>> BEGIN Selected passage

U.S. shale oil is a booming business. As it drives up global oil supply and puts downward pressure on oil prices, U.S. production of shale oil poses a geopolitical threat to other oil-producing states. But critics say that the boom won’t last. If true, that changes the geopolitical calculus.
How much longer will shale oil be a booming business? The answer to that question, while fuzzy, has long-term geopolitical implications. U.S. shale oil production has grown steadily, putting downward pressure on the global price of oil. We’ve written before about the power of shale oil and the impact it has on other geopolitically important oil producers like Russia and Saudi Arabia, which rely heavily on oil revenue to either fund their government spending or support their economies. Our forecasts for these countries are built in part on the assumption that, as the global supply of oil increases, its price will hit a ceiling that could strain these countries’ public finances, which in turn would have political ramifications. But shale skeptics maintain that the industry is not sustainable. If they’re right, and if the shale industry were to die out in the next couple of years, tanking oil supply and spiking oil prices, the geopolitical calculus for Russia and Saudi Arabia would change substantially.
The critics’ argument is threefold. First, they claim that the shale boom depended on huge amounts of debt that was doled out without serious consideration for whether shale producers would be able to pay it back. Second, critics are worried that there’s less shale oil available than originally believed, reflected in shale wells’ depletion rates. Third, they see limited room for growth in the profitability of shale production as shale’s break-even price has stagnated. Combine these factors, the critics say, and you get an industry that will not endure. This Deep Dive will take a closer look at these criticisms and explore whether, in fact, U.S. shale really is an economically sustainable industry.
Shale: A Primer
To understand the criticisms of the industry, it’s important to understand what shale is and how oil is extracted from it – a technically complex and expensive process. Shale rock, embedded thousands of feet under the Earth’s surface, is less permeable than other types of rock. And yet it’s here that shale oil, or “tight oil,” is found. The extraction process for this oil is known as hydraulic fracturing – or “fracking” – and it requires drilling down to the shale deposits, and then drilling horizontally through the rock. The drillers then inject a water-based solution at high velocity to break apart the rock, creating fissures through which oil can flow. (This process can also be used to extract natural gas from shale deposits.)

>> END Selected passage
>> BEGIN Supplied entries

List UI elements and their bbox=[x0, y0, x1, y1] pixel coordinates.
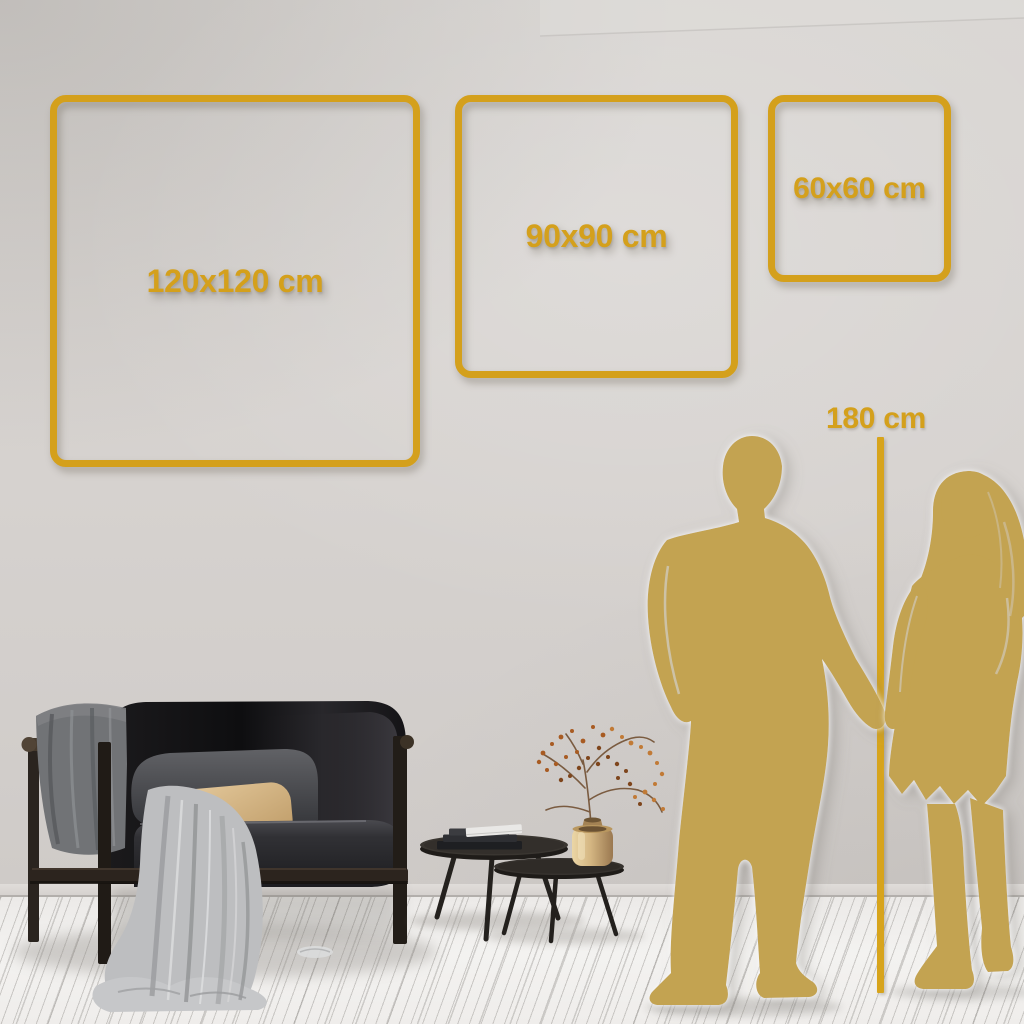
size-frame-90: 90x90 cm bbox=[455, 95, 738, 378]
size-label-90: 90x90 cm bbox=[526, 218, 668, 255]
coffee-tables bbox=[409, 725, 665, 944]
ceiling-line bbox=[540, 0, 1024, 36]
sofa bbox=[13, 701, 437, 1012]
wall-art-size-guide: 120x120 cm 90x90 cm 60x60 cm 180 cm bbox=[0, 0, 1024, 1024]
size-label-60: 60x60 cm bbox=[793, 172, 926, 206]
height-reference-label: 180 cm bbox=[796, 402, 956, 436]
size-frame-120: 120x120 cm bbox=[50, 95, 420, 467]
books bbox=[437, 824, 522, 849]
woman-silhouette bbox=[885, 471, 1024, 989]
man-silhouette bbox=[648, 436, 886, 1005]
size-label-120: 120x120 cm bbox=[147, 263, 324, 300]
blanket-dark bbox=[36, 703, 127, 854]
size-frame-60: 60x60 cm bbox=[768, 95, 951, 282]
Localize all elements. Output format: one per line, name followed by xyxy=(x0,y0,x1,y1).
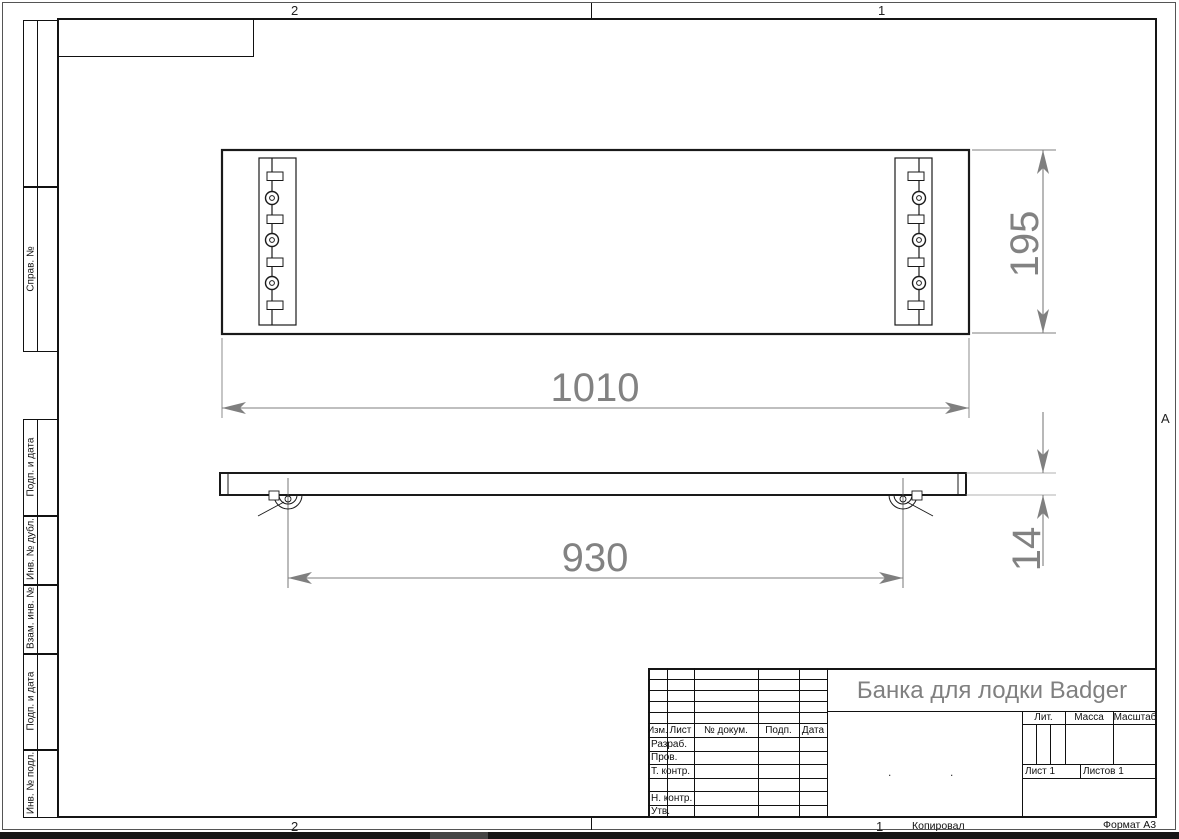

>> END Supplied entries

- [Problem set]
1. In the text on U.S. shale oil, what name is given to the process used to extract oil from shale rock?
2. Continue the text on U.S. shale oil from where it stops.

- [Set of answers]
1. Hydraulic fracturing, or "fracking."

2.
The U.S. shale industry really took off in 2009. Thanks to the United States’ extensive shale formations, it has benefited hugely from the shale revolution. The combined technologies of hydraulic fracturing and horizontal drilling vastly increased the productivity of shale wells, and overall U.S. oil production has increased apace. In 2018, the U.S. produced an average of nearly 11 million barrels per day of crude oil, almost 60 percent of which came from shale. It’s helped the U.S. surpass Russia and Saudi Arabia in the production of hydrocarbons and is pushing the U.S. toward becoming a net energy exporter, a benchmark it’s expected to reach next year.
Financing: The Catalyst
Financing was, in many ways, the engine that drove the rise of shale oil, but the industry’s reliance on debt has also threatened to bring it down. In the wake of the 2008 financial crisis, interest rates fell, making debt cheaper and borrowing easier. In the low-interest rate environment, investors were looking everywhere for yield. Shale looked particularly appealing for debt investors since reserves could be used as collateral – if companies failed to pay their debts, the banks could simply take control of the reserves. This created the appearance of added security.
The availability of cheap, accessible debt coincided with two other important moments that created a turning point: skyrocketing oil prices and technological developments that had made the economics of shale drilling viable (though still expensive). Shale production took off, reversing a decadeslong decline in U.S. oil production that had begun in the 1970s.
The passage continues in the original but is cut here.